[Items from a figure collection]
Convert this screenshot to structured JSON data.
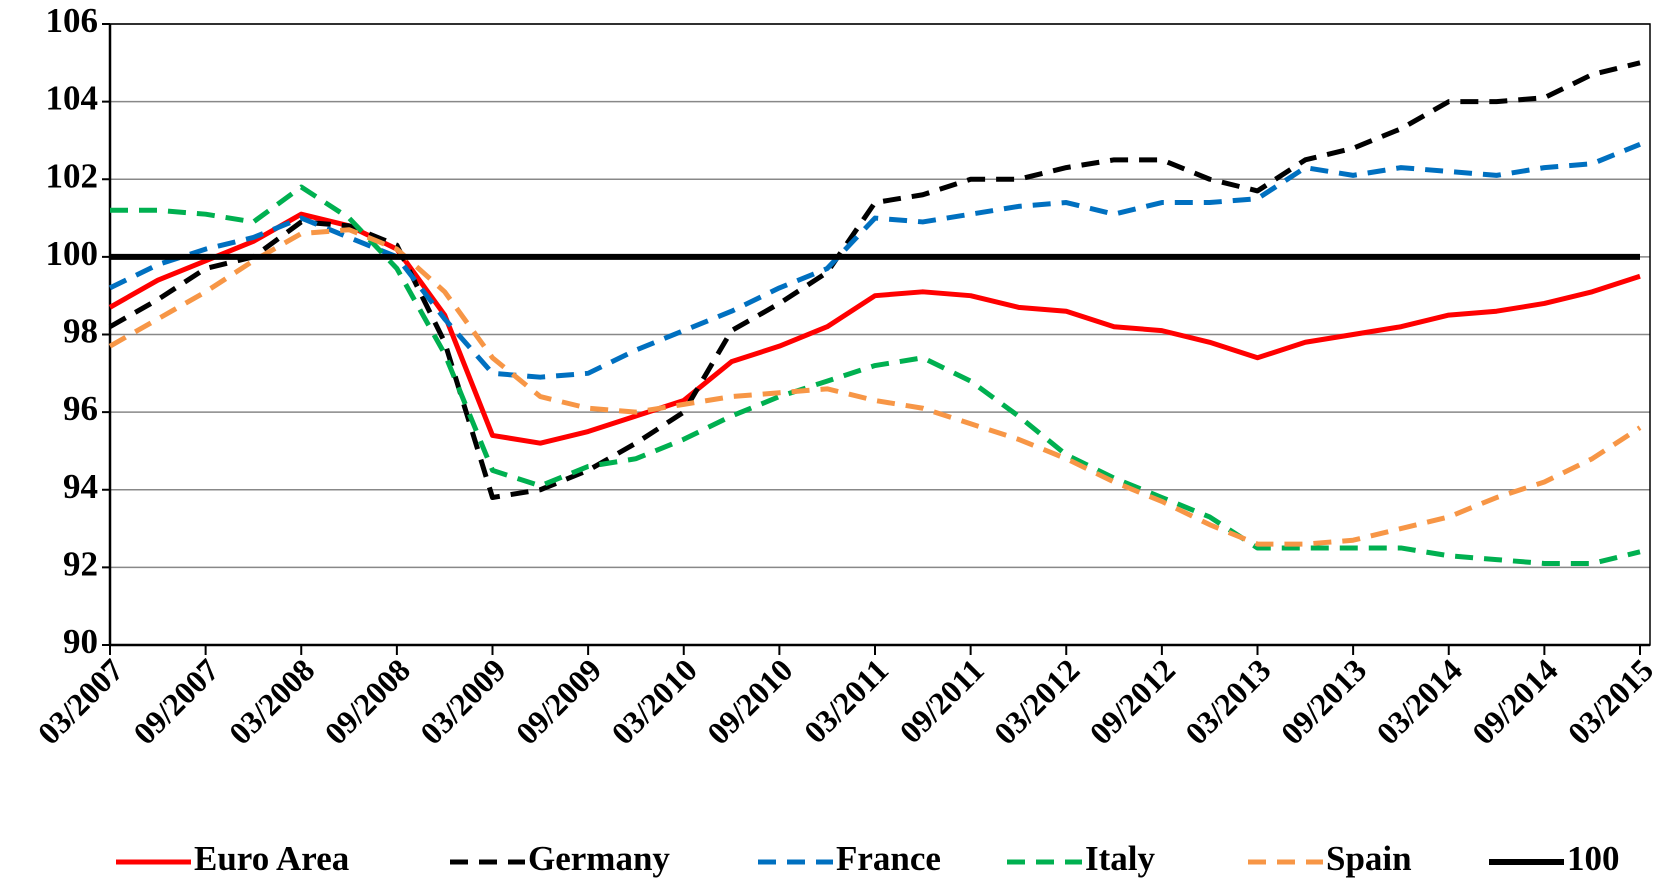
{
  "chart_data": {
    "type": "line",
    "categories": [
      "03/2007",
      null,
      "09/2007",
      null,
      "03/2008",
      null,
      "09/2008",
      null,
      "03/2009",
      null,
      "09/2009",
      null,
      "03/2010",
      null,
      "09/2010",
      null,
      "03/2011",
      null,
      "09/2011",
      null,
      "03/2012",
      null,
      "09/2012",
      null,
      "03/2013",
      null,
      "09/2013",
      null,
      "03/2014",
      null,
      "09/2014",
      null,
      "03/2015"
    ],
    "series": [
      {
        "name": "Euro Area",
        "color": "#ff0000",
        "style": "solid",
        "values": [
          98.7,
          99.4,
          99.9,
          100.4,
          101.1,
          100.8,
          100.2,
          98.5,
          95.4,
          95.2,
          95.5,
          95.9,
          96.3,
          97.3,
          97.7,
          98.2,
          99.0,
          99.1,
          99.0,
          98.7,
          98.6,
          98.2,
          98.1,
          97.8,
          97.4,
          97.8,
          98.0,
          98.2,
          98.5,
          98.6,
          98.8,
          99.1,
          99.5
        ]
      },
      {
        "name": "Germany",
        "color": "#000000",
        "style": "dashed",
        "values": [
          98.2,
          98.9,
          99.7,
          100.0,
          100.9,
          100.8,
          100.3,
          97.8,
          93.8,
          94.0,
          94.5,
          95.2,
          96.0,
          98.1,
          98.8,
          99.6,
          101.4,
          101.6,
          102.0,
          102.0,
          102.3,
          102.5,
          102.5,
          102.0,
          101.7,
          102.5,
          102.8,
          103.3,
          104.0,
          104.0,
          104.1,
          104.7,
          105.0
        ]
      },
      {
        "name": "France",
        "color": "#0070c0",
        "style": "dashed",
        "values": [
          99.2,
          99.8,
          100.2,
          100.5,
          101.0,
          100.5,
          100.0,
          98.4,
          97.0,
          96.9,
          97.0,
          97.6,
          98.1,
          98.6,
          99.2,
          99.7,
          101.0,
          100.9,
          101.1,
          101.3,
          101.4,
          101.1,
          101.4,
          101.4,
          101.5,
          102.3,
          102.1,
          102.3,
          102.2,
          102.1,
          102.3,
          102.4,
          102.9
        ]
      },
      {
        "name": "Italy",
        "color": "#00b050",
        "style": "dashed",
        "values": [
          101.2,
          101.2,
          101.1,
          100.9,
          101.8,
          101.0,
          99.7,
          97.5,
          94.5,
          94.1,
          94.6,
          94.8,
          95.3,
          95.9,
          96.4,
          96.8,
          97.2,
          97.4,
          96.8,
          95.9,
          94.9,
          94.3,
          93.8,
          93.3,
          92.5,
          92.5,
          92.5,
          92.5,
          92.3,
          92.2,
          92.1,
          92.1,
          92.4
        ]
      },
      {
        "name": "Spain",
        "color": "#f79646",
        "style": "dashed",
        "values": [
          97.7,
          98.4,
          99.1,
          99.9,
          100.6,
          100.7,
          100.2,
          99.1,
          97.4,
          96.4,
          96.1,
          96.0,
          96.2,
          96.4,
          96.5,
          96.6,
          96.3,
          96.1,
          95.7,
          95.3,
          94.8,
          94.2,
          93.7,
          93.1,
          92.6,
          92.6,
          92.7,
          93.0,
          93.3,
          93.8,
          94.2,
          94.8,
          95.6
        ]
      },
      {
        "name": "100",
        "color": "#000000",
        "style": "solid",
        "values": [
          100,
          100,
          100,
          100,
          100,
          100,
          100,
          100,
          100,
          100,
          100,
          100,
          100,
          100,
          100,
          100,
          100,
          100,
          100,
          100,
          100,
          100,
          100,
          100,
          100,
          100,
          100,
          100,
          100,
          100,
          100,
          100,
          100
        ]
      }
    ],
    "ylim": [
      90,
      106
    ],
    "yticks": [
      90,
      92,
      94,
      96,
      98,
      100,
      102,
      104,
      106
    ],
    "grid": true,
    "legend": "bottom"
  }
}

--

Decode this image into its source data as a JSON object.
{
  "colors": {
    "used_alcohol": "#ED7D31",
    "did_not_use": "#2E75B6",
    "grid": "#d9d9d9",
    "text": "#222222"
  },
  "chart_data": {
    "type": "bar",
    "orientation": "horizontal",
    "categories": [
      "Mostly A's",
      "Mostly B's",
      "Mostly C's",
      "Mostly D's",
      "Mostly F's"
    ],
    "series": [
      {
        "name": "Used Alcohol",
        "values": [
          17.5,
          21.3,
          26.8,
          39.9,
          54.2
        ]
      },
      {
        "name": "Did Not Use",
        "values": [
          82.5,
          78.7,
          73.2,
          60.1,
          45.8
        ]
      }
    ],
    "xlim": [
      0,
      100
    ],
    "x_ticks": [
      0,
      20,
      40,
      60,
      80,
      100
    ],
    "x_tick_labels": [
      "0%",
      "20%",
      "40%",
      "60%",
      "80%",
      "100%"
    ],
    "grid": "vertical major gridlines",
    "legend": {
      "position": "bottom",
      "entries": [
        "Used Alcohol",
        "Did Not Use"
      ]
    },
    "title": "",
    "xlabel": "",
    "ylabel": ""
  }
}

▶ What you have to do: Show every line from the entries above in which "this" appears.

▶ Right answer:
Convert this screenshot to structured JSON data.
Decode this image into its source data as a JSON object.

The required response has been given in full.